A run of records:
____________

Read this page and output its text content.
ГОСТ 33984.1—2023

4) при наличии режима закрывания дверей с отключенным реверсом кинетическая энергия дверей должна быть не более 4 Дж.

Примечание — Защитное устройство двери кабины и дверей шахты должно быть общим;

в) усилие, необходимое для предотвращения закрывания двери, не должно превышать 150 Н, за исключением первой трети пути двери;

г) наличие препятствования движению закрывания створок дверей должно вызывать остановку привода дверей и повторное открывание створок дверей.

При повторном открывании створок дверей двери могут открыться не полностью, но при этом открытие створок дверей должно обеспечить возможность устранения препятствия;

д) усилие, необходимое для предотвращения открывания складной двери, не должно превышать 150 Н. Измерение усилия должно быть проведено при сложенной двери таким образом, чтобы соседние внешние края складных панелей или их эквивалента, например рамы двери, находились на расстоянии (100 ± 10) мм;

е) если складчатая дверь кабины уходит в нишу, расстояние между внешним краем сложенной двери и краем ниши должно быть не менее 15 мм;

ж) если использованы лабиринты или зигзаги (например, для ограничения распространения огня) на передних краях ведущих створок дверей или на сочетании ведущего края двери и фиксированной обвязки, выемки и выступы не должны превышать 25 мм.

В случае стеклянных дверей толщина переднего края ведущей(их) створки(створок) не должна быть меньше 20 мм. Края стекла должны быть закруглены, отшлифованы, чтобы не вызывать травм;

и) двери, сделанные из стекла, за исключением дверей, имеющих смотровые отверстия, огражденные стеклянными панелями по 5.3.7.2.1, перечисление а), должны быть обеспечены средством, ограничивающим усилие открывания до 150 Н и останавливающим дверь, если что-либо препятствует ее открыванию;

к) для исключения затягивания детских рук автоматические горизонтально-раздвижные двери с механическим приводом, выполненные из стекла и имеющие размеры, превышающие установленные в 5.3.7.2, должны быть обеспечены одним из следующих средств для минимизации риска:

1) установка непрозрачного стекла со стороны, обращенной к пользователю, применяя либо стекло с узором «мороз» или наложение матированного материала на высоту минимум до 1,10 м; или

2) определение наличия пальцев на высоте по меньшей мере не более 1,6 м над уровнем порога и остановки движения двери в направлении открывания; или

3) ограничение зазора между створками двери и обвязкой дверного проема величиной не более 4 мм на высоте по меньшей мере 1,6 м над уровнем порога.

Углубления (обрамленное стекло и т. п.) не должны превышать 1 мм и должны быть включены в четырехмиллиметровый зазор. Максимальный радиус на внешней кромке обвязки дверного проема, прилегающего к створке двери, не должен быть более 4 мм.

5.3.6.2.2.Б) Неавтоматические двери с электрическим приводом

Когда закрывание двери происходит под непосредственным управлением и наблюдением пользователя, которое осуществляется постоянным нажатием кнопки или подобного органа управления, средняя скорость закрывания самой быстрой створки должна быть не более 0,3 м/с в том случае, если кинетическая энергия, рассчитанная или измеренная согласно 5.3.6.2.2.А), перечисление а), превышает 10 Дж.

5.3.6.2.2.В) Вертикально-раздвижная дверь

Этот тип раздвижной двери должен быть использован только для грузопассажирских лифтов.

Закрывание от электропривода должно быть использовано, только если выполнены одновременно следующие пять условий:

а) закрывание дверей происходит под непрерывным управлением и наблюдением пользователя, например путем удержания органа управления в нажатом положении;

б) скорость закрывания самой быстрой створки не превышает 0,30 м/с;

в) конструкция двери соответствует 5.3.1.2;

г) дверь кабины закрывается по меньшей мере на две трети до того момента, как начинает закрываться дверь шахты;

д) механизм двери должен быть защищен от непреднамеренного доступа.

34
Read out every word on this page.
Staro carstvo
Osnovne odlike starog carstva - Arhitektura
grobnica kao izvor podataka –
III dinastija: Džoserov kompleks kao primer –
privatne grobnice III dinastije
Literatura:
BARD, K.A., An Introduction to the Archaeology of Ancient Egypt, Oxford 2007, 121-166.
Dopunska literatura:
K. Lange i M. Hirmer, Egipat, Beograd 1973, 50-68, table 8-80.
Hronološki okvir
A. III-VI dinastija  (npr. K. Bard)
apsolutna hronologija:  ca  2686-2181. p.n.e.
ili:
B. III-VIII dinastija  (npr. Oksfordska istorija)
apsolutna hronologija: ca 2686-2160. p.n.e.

____________

Write out all records exactly, keeping every detail.

Read this page and output its text content.
ГОСТ 33984.1—2023

4) при наличии режима закрывания дверей с отключенным реверсом кинетическая энергия дверей должна быть не более 4 Дж.

Примечание — Защитное устройство двери кабины и дверей шахты должно быть общим;

в) усилие, необходимое для предотвращения закрывания двери, не должно превышать 150 Н, за исключением первой трети пути двери;

г) наличие препятствования движению закрывания створок дверей должно вызывать остановку привода дверей и повторное открывание створок дверей.

При повторном открывании створок дверей двери могут открыться не полностью, но при этом открытие створок дверей должно обеспечить возможность устранения препятствия;

д) усилие, необходимое для предотвращения открывания складной двери, не должно превышать 150 Н. Измерение усилия должно быть проведено при сложенной двери таким образом, чтобы соседние внешние края складных панелей или их эквивалента, например рамы двери, находились на расстоянии (100 ± 10) мм;

е) если складчатая дверь кабины уходит в нишу, расстояние между внешним краем сложенной двери и краем ниши должно быть не менее 15 мм;

ж) если использованы лабиринты или зигзаги (например, для ограничения распространения огня) на передних краях ведущих створок дверей или на сочетании ведущего края двери и фиксированной обвязки, выемки и выступы не должны превышать 25 мм.

В случае стеклянных дверей толщина переднего края ведущей(их) створки(створок) не должна быть меньше 20 мм. Края стекла должны быть закруглены, отшлифованы, чтобы не вызывать травм;

и) двери, сделанные из стекла, за исключением дверей, имеющих смотровые отверстия, огражденные стеклянными панелями по 5.3.7.2.1, перечисление а), должны быть обеспечены средством, ограничивающим усилие открывания до 150 Н и останавливающим дверь, если что-либо препятствует ее открыванию;

к) для исключения затягивания детских рук автоматические горизонтально-раздвижные двери с механическим приводом, выполненные из стекла и имеющие размеры, превышающие установленные в 5.3.7.2, должны быть обеспечены одним из следующих средств для минимизации риска:

1) установка непрозрачного стекла со стороны, обращенной к пользователю, применяя либо стекло с узором «мороз» или наложение матированного материала на высоту минимум до 1,10 м; или

2) определение наличия пальцев на высоте по меньшей мере не более 1,6 м над уровнем порога и остановки движения двери в направлении открывания; или

3) ограничение зазора между створками двери и обвязкой дверного проема величиной не более 4 мм на высоте по меньшей мере 1,6 м над уровнем порога.

Углубления (обрамленное стекло и т. п.) не должны превышать 1 мм и должны быть включены в четырехмиллиметровый зазор. Максимальный радиус на внешней кромке обвязки дверного проема, прилегающего к створке двери, не должен быть более 4 мм.

5.3.6.2.2.Б) Неавтоматические двери с электрическим приводом

Когда закрывание двери происходит под непосредственным управлением и наблюдением пользователя, которое осуществляется постоянным нажатием кнопки или подобного органа управления, средняя скорость закрывания самой быстрой створки должна быть не более 0,3 м/с в том случае, если кинетическая энергия, рассчитанная или измеренная согласно 5.3.6.2.2.А), перечисление а), превышает 10 Дж.

5.3.6.2.2.В) Вертикально-раздвижная дверь

Этот тип раздвижной двери должен быть использован только для грузопассажирских лифтов.

Закрывание от электропривода должно быть использовано, только если выполнены одновременно следующие пять условий:

а) закрывание дверей происходит под непрерывным управлением и наблюдением пользователя, например путем удержания органа управления в нажатом положении;

б) скорость закрывания самой быстрой створки не превышает 0,30 м/с;

в) конструкция двери соответствует 5.3.1.2;

г) дверь кабины закрывается по меньшей мере на две трети до того момента, как начинает закрываться дверь шахты;

д) механизм двери должен быть защищен от непреднамеренного доступа.

34
Read out every word on this page.
Staro carstvo
Osnovne odlike starog carstva - Arhitektura
grobnica kao izvor podataka –
III dinastija: Džoserov kompleks kao primer –
privatne grobnice III dinastije
Literatura:
BARD, K.A., An Introduction to the Archaeology of Ancient Egypt, Oxford 2007, 121-166.
Dopunska literatura:
K. Lange i M. Hirmer, Egipat, Beograd 1973, 50-68, table 8-80.
Hronološki okvir
A. III-VI dinastija  (npr. K. Bard)
apsolutna hronologija:  ca  2686-2181. p.n.e.
ili:
B. III-VIII dinastija  (npr. Oksfordska istorija)
apsolutna hronologija: ca 2686-2160. p.n.e.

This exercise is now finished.